»»

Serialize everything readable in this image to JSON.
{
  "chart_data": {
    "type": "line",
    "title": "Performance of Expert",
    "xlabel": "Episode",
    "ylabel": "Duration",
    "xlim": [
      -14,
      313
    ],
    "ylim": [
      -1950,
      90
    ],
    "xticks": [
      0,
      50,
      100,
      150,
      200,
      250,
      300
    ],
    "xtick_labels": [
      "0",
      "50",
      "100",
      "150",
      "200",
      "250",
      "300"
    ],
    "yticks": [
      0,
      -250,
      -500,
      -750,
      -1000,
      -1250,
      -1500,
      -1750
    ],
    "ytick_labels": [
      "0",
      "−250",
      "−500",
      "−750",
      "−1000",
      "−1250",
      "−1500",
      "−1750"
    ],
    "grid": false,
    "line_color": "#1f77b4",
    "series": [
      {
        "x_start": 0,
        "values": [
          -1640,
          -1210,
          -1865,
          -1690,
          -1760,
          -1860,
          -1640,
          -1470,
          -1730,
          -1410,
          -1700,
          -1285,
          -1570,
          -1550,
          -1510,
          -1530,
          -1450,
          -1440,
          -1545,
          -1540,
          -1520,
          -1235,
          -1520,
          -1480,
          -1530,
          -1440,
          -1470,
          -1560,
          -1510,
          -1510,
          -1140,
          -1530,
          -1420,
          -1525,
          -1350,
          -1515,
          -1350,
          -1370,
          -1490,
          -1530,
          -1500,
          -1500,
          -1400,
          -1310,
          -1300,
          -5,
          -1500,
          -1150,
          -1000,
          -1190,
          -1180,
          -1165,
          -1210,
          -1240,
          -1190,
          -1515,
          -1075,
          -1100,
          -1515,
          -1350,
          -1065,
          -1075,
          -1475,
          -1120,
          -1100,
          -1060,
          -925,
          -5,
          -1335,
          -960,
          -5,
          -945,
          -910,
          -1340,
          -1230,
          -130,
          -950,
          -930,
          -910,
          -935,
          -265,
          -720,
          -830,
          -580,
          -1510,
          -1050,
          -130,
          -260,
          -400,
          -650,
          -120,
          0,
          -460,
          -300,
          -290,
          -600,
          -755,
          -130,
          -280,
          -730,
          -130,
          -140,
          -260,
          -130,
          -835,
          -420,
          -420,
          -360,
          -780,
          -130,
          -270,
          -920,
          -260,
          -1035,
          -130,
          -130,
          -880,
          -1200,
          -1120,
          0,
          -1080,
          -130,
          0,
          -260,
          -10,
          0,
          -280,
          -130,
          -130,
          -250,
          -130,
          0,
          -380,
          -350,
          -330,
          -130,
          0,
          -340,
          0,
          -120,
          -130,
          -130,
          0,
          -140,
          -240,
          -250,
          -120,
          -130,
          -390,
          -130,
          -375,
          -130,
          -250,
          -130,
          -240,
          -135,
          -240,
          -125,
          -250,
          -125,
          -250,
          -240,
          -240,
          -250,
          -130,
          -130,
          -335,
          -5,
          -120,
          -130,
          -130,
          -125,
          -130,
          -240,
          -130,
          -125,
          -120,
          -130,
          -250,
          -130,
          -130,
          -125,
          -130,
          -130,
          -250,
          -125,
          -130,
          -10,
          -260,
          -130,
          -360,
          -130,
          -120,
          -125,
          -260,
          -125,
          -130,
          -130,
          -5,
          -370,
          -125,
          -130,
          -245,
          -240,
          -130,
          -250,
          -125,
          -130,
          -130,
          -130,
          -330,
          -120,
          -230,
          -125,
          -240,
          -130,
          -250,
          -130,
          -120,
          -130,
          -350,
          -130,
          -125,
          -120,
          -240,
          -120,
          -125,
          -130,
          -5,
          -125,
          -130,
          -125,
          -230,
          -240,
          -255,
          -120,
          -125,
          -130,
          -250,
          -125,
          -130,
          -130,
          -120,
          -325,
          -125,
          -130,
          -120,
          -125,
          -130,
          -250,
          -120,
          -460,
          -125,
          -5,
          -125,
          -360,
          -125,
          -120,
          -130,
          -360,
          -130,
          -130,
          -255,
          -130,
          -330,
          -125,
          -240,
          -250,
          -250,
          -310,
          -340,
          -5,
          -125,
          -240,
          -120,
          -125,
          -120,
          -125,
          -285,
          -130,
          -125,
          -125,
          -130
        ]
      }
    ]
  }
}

««

### [What the task requires]
Return each line of the records above exactly as it reads.

### [Output of the task]
Serialize everything readable in this image to JSON.
{
  "chart_data": {
    "type": "line",
    "title": "Performance of Expert",
    "xlabel": "Episode",
    "ylabel": "Duration",
    "xlim": [
      -14,
      313
    ],
    "ylim": [
      -1950,
      90
    ],
    "xticks": [
      0,
      50,
      100,
      150,
      200,
      250,
      300
    ],
    "xtick_labels": [
      "0",
      "50",
      "100",
      "150",
      "200",
      "250",
      "300"
    ],
    "yticks": [
      0,
      -250,
      -500,
      -750,
      -1000,
      -1250,
      -1500,
      -1750
    ],
    "ytick_labels": [
      "0",
      "−250",
      "−500",
      "−750",
      "−1000",
      "−1250",
      "−1500",
      "−1750"
    ],
    "grid": false,
    "line_color": "#1f77b4",
    "series": [
      {
        "x_start": 0,
        "values": [
          -1640,
          -1210,
          -1865,
          -1690,
          -1760,
          -1860,
          -1640,
          -1470,
          -1730,
          -1410,
          -1700,
          -1285,
          -1570,
          -1550,
          -1510,
          -1530,
          -1450,
          -1440,
          -1545,
          -1540,
          -1520,
          -1235,
          -1520,
          -1480,
          -1530,
          -1440,
          -1470,
          -1560,
          -1510,
          -1510,
          -1140,
          -1530,
          -1420,
          -1525,
          -1350,
          -1515,
          -1350,
          -1370,
          -1490,
          -1530,
          -1500,
          -1500,
          -1400,
          -1310,
          -1300,
          -5,
          -1500,
          -1150,
          -1000,
          -1190,
          -1180,
          -1165,
          -1210,
          -1240,
          -1190,
          -1515,
          -1075,
          -1100,
          -1515,
          -1350,
          -1065,
          -1075,
          -1475,
          -1120,
          -1100,
          -1060,
          -925,
          -5,
          -1335,
          -960,
          -5,
          -945,
          -910,
          -1340,
          -1230,
          -130,
          -950,
          -930,
          -910,
          -935,
          -265,
          -720,
          -830,
          -580,
          -1510,
          -1050,
          -130,
          -260,
          -400,
          -650,
          -120,
          0,
          -460,
          -300,
          -290,
          -600,
          -755,
          -130,
          -280,
          -730,
          -130,
          -140,
          -260,
          -130,
          -835,
          -420,
          -420,
          -360,
          -780,
          -130,
          -270,
          -920,
          -260,
          -1035,
          -130,
          -130,
          -880,
          -1200,
          -1120,
          0,
          -1080,
          -130,
          0,
          -260,
          -10,
          0,
          -280,
          -130,
          -130,
          -250,
          -130,
          0,
          -380,
          -350,
          -330,
          -130,
          0,
          -340,
          0,
          -120,
          -130,
          -130,
          0,
          -140,
          -240,
          -250,
          -120,
          -130,
          -390,
          -130,
          -375,
          -130,
          -250,
          -130,
          -240,
          -135,
          -240,
          -125,
          -250,
          -125,
          -250,
          -240,
          -240,
          -250,
          -130,
          -130,
          -335,
          -5,
          -120,
          -130,
          -130,
          -125,
          -130,
          -240,
          -130,
          -125,
          -120,
          -130,
          -250,
          -130,
          -130,
          -125,
          -130,
          -130,
          -250,
          -125,
          -130,
          -10,
          -260,
          -130,
          -360,
          -130,
          -120,
          -125,
          -260,
          -125,
          -130,
          -130,
          -5,
          -370,
          -125,
          -130,
          -245,
          -240,
          -130,
          -250,
          -125,
          -130,
          -130,
          -130,
          -330,
          -120,
          -230,
          -125,
          -240,
          -130,
          -250,
          -130,
          -120,
          -130,
          -350,
          -130,
          -125,
          -120,
          -240,
          -120,
          -125,
          -130,
          -5,
          -125,
          -130,
          -125,
          -230,
          -240,
          -255,
          -120,
          -125,
          -130,
          -250,
          -125,
          -130,
          -130,
          -120,
          -325,
          -125,
          -130,
          -120,
          -125,
          -130,
          -250,
          -120,
          -460,
          -125,
          -5,
          -125,
          -360,
          -125,
          -120,
          -130,
          -360,
          -130,
          -130,
          -255,
          -130,
          -330,
          -125,
          -240,
          -250,
          -250,
          -310,
          -340,
          -5,
          -125,
          -240,
          -120,
          -125,
          -120,
          -125,
          -285,
          -130,
          -125,
          -125,
          -130
        ]
      }
    ]
  }
}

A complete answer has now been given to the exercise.